--- PROVIDED INFORMATION ---
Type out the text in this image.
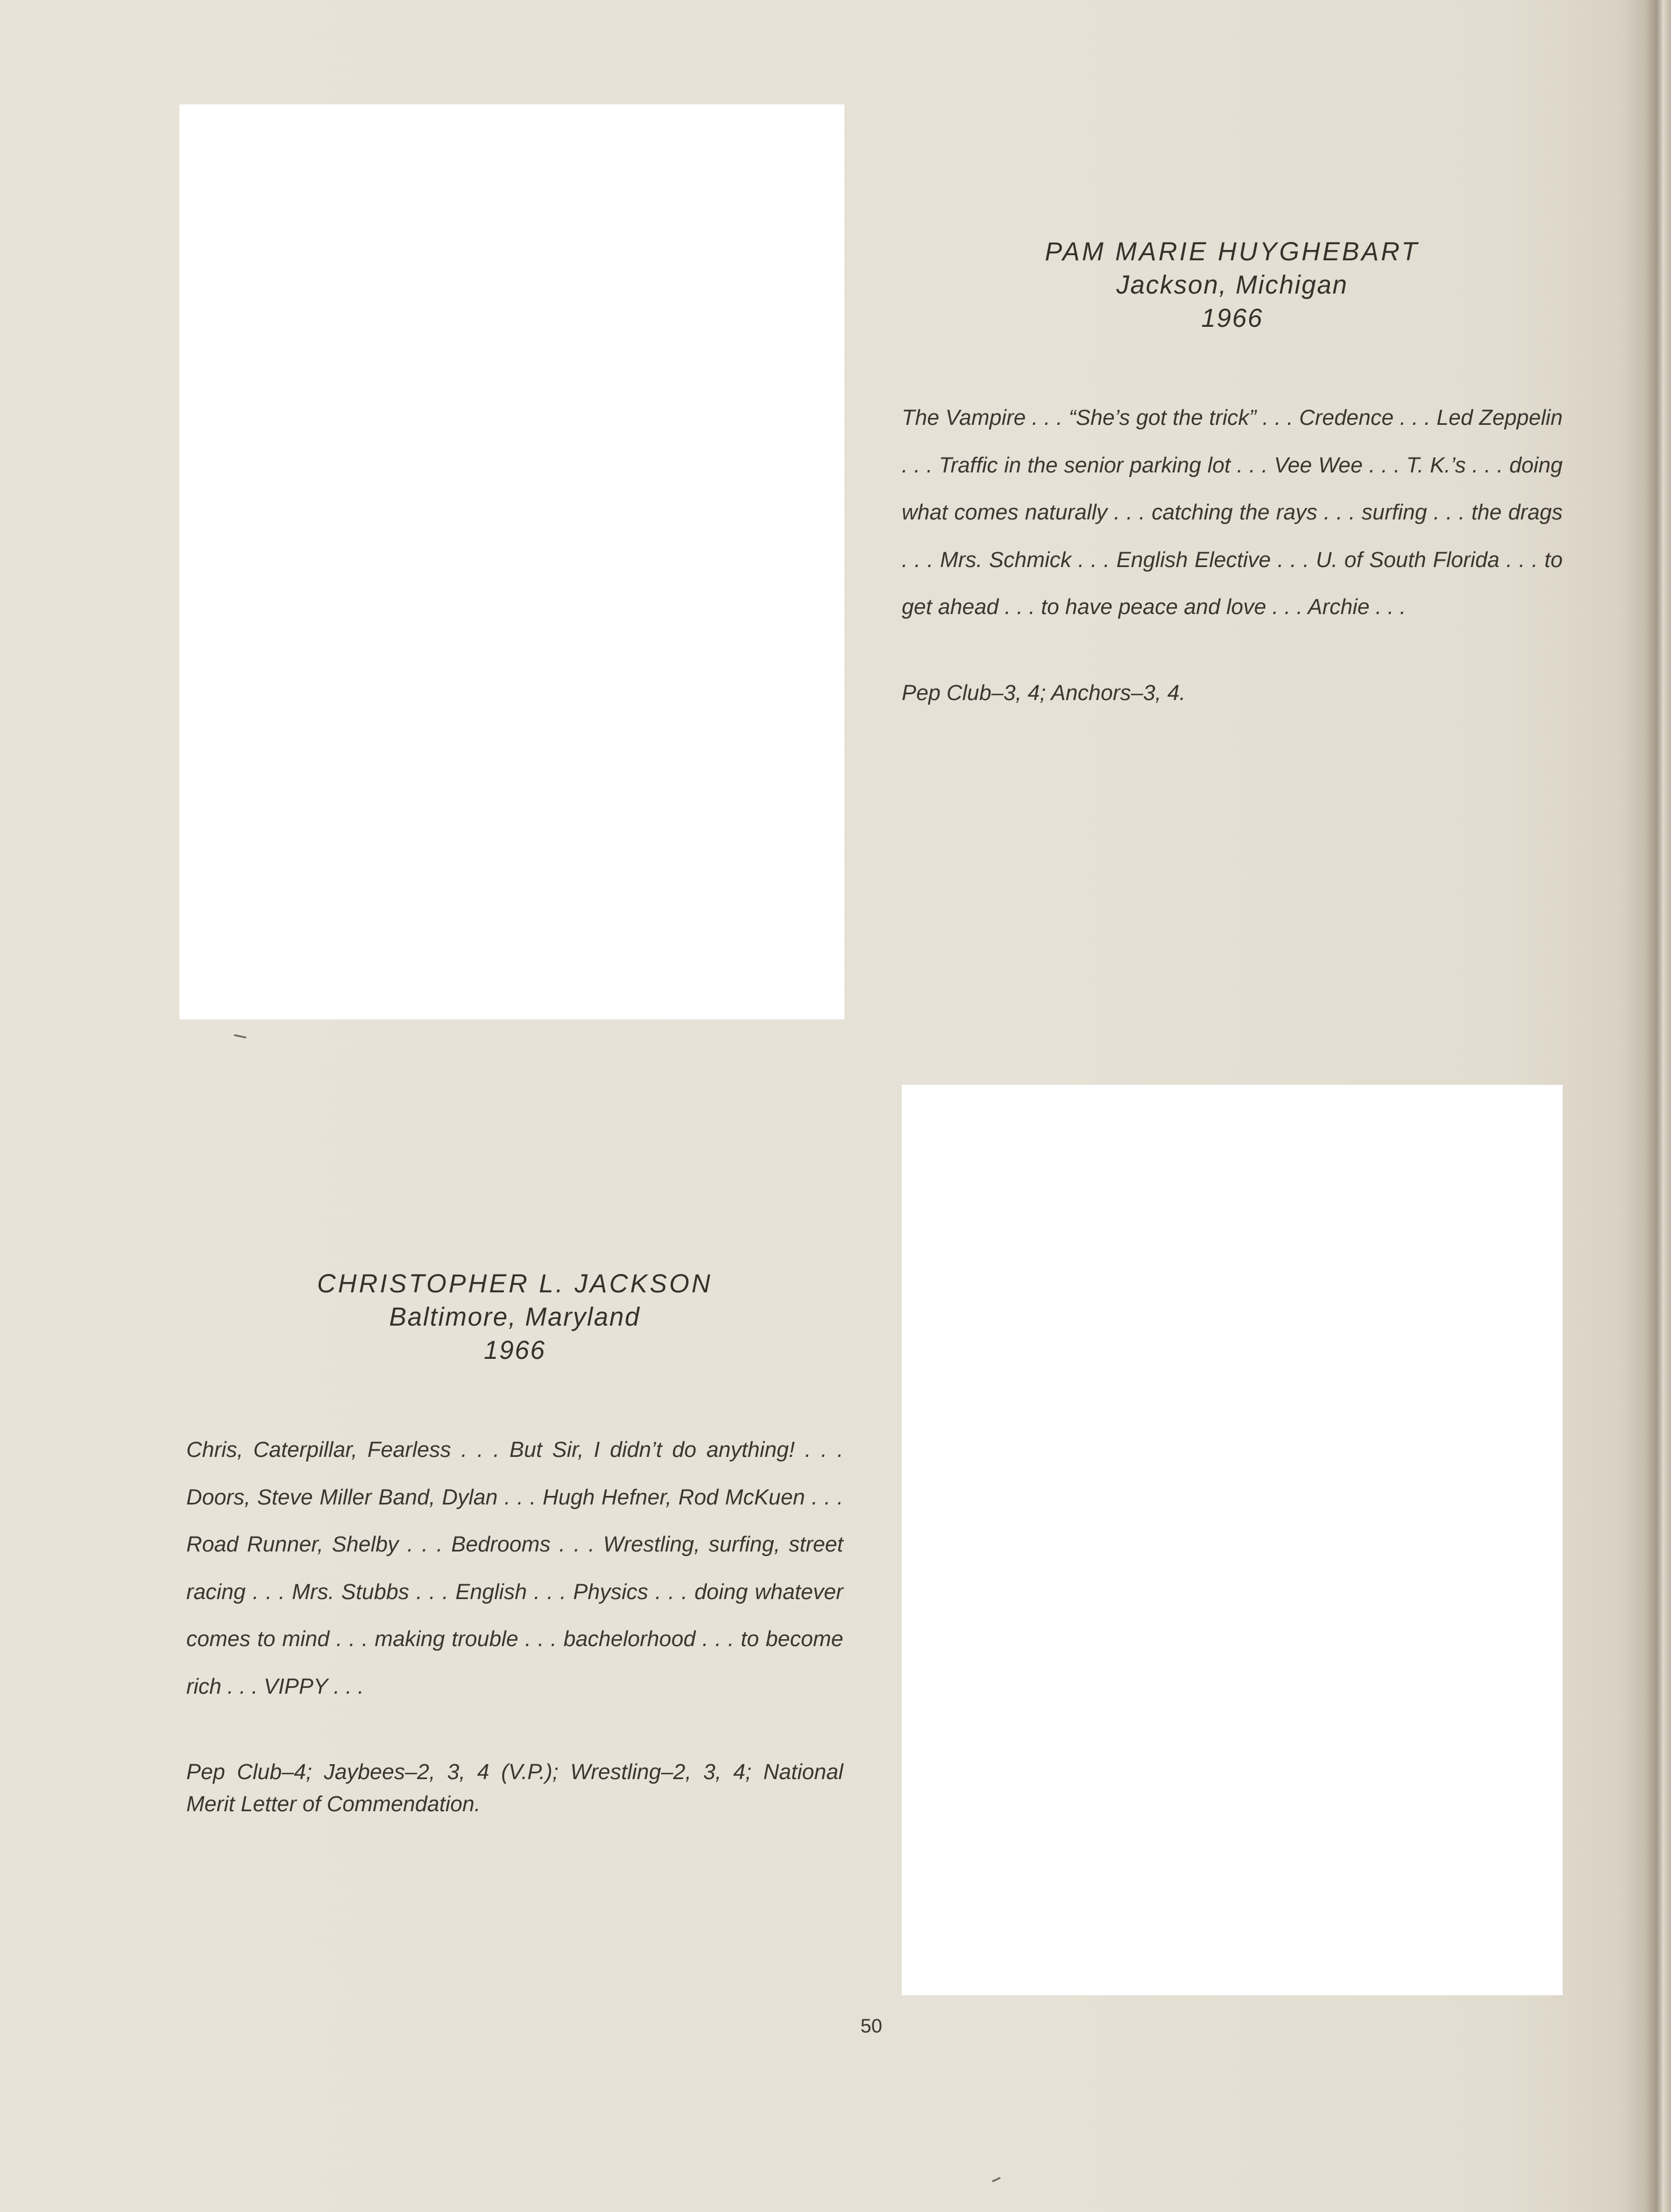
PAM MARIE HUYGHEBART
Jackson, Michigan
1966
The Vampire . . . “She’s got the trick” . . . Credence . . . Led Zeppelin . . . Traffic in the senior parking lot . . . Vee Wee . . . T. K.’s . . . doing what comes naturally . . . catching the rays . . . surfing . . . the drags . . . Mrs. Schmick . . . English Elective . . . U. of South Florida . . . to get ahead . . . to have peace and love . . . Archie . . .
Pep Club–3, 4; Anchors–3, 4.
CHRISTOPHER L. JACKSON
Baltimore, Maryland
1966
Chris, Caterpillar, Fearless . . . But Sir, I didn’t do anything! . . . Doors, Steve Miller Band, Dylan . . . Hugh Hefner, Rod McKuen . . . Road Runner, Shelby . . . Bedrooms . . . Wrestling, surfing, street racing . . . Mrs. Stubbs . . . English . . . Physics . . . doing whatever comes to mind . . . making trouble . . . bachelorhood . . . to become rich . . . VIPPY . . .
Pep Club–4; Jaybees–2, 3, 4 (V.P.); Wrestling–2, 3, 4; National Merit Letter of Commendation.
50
---
## CHALLENGE
Copy every line from the records above that contains the word "Wrestling".

## SOLUTION BELOW
Chris, Caterpillar, Fearless . . . But Sir, I didn’t do anything! . . . Doors, Steve Miller Band, Dylan . . . Hugh Hefner, Rod McKuen . . . Road Runner, Shelby . . . Bedrooms . . . Wrestling, surfing, street racing . . . Mrs. Stubbs . . . English . . . Physics . . . doing whatever comes to mind . . . making trouble . . . bachelorhood . . . to become rich . . . VIPPY . . .
Pep Club–4; Jaybees–2, 3, 4 (V.P.); Wrestling–2, 3, 4; National Merit Letter of Commendation.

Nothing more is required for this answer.